*Raw data*
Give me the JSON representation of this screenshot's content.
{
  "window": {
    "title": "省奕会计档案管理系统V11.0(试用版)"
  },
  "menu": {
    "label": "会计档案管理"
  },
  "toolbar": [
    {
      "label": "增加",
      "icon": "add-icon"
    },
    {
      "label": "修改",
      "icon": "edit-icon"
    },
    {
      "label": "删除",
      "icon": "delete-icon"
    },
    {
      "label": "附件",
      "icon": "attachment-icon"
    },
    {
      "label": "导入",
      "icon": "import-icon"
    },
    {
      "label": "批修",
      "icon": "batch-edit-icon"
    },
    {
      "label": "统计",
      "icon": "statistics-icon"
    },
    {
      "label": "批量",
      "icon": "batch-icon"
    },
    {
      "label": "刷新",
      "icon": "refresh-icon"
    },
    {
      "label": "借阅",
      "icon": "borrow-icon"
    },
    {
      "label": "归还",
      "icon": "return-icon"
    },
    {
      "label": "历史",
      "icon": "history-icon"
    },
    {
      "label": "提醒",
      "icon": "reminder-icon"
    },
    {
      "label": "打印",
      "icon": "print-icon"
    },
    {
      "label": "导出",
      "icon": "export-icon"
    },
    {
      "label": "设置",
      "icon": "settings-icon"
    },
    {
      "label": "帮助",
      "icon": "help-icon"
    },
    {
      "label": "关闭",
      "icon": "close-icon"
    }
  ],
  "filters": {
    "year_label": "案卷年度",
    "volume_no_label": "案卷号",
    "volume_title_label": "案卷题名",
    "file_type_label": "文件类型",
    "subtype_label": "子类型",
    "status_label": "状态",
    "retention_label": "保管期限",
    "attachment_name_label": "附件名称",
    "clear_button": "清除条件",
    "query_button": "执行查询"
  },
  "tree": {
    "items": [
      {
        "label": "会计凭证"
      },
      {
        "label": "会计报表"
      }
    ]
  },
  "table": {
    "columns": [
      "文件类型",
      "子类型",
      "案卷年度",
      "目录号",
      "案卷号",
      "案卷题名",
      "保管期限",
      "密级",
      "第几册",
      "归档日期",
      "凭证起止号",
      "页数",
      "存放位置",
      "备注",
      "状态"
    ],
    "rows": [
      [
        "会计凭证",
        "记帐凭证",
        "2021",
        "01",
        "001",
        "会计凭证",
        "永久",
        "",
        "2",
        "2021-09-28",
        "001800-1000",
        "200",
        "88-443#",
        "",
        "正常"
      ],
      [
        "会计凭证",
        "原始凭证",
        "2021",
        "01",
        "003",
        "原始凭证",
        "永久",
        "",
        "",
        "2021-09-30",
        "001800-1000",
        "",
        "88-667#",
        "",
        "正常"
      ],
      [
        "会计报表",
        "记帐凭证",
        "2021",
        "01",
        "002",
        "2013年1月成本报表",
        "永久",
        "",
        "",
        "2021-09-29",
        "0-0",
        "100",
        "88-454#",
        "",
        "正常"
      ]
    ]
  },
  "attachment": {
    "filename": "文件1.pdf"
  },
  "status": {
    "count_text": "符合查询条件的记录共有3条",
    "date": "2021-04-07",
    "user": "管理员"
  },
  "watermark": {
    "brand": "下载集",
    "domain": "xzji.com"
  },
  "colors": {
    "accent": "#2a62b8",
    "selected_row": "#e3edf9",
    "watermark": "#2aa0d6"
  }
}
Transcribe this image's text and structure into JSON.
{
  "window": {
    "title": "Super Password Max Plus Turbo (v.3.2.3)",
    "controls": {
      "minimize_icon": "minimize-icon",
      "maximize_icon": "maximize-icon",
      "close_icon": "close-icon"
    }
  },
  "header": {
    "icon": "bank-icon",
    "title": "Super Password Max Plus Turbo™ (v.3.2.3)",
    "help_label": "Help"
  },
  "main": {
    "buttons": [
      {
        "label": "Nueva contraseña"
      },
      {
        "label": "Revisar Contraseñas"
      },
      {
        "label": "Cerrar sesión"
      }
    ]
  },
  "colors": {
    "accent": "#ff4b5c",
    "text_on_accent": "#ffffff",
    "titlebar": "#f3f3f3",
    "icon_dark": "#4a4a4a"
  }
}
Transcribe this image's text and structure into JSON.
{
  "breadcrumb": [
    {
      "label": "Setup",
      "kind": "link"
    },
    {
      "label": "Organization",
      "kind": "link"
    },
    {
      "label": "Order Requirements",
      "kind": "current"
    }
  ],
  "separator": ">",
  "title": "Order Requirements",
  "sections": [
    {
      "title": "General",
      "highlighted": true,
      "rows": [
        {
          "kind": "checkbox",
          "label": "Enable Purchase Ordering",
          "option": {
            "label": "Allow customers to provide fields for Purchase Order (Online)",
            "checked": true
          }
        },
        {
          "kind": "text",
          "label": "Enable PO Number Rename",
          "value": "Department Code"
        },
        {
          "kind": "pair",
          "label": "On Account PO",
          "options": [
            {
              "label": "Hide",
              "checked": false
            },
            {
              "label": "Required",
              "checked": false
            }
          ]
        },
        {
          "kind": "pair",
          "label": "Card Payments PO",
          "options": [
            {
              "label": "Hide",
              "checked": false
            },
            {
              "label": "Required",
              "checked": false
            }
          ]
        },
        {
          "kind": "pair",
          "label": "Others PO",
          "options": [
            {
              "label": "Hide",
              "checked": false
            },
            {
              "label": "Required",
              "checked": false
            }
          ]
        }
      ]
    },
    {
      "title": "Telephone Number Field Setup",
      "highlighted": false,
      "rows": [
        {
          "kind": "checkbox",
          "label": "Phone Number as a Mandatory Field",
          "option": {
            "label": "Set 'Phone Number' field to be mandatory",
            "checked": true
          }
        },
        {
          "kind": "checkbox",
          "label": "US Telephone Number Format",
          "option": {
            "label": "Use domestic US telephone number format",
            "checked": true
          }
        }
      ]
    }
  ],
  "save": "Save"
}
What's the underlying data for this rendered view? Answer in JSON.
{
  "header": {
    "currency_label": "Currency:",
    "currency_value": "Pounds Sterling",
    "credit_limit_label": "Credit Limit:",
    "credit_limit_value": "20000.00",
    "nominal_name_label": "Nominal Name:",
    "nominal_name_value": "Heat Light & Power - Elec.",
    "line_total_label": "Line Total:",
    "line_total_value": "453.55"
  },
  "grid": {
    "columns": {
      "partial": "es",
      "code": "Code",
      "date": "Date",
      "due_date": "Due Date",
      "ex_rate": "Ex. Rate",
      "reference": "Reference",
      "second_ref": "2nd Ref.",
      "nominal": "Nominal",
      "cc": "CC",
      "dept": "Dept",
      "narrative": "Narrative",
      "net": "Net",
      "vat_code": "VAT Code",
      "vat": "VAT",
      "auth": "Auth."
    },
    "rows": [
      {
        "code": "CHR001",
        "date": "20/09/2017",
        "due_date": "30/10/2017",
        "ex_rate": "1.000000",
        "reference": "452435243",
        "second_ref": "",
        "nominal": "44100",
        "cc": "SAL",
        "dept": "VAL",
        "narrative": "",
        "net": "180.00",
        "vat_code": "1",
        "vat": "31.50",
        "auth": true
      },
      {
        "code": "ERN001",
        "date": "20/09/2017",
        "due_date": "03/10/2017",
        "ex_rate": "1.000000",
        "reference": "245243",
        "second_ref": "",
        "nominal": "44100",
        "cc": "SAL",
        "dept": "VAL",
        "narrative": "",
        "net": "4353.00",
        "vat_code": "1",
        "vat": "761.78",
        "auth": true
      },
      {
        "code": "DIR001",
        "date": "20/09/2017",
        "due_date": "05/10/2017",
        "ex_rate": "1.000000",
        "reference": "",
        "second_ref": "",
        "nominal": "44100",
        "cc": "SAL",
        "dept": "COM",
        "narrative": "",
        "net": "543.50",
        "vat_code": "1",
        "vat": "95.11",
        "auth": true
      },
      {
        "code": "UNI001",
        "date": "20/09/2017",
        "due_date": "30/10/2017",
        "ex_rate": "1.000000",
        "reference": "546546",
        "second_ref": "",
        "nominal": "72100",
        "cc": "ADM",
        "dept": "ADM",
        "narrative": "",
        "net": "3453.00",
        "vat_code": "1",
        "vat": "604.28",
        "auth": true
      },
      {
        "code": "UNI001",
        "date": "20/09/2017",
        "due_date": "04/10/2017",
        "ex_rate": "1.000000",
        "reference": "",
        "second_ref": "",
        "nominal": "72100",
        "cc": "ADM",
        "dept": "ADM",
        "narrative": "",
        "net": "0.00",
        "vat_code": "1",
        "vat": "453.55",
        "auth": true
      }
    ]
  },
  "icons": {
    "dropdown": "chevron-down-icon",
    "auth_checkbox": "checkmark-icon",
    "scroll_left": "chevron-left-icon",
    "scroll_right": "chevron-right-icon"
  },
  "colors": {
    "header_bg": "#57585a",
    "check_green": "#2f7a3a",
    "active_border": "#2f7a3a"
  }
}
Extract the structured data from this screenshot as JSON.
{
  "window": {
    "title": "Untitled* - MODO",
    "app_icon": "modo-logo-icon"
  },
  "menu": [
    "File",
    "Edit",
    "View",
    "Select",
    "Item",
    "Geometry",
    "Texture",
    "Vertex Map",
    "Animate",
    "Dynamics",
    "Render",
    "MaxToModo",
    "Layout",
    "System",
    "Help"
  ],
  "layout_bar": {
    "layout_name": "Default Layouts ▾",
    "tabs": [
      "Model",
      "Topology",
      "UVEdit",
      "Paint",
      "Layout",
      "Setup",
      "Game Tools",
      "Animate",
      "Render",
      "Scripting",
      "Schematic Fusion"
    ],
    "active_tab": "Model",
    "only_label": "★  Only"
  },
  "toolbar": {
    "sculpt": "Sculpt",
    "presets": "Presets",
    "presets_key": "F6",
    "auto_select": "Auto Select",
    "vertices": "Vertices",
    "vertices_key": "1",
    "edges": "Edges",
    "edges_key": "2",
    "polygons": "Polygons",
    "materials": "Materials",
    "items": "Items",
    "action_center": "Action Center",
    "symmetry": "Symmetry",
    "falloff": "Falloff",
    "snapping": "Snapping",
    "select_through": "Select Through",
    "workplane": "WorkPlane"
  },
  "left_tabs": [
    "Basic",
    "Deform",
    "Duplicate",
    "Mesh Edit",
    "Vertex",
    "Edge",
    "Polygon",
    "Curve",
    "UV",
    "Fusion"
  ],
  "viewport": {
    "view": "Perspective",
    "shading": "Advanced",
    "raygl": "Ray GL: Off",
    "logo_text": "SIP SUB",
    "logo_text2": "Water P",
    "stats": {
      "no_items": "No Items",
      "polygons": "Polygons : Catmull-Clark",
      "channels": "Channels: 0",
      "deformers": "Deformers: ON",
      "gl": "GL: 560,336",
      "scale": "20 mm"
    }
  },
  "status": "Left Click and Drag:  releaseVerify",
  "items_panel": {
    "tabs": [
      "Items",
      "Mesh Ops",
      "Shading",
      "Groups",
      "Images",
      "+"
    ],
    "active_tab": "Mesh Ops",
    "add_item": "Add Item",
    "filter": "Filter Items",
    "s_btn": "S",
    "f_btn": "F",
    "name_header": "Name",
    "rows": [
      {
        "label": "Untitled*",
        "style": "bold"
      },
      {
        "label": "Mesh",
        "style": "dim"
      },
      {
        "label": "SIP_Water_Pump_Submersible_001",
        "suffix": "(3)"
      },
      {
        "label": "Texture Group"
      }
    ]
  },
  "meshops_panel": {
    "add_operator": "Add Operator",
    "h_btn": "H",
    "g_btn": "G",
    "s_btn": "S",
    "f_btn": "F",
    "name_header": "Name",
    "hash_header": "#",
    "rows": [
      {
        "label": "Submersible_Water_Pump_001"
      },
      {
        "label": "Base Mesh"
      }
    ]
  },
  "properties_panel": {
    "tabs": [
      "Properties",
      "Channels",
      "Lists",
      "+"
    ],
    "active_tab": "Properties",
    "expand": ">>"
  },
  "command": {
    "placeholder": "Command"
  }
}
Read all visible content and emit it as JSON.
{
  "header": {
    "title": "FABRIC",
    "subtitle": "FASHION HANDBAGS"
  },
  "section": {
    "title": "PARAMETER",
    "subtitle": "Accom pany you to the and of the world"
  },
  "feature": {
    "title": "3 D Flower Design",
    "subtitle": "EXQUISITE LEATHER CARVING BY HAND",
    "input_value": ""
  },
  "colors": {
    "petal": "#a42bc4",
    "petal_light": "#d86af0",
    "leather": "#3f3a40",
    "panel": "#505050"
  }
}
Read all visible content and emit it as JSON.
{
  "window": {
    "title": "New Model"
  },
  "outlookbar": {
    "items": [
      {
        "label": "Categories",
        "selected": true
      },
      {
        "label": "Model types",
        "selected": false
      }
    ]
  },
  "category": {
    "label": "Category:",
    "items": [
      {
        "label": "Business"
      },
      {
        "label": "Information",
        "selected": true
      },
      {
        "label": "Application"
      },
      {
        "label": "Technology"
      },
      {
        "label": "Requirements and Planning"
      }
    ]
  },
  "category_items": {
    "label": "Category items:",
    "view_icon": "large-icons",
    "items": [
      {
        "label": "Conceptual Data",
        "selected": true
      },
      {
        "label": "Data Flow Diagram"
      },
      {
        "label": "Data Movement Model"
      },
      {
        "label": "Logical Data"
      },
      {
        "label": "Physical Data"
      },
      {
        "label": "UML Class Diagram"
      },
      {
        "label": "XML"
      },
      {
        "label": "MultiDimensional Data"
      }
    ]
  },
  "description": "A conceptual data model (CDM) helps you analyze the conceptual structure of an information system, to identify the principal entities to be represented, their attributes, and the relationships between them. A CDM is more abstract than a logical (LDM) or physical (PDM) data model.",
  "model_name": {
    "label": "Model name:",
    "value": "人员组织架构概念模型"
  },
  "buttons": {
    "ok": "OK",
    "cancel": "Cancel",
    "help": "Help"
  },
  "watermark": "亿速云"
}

*Problem to work on*
Find the string "Purchase" in the records, then copy each line where it occurs.

*Written answer*
          "label": "Enable Purchase Ordering",
            "label": "Allow customers to provide fields for Purchase Order (Online)",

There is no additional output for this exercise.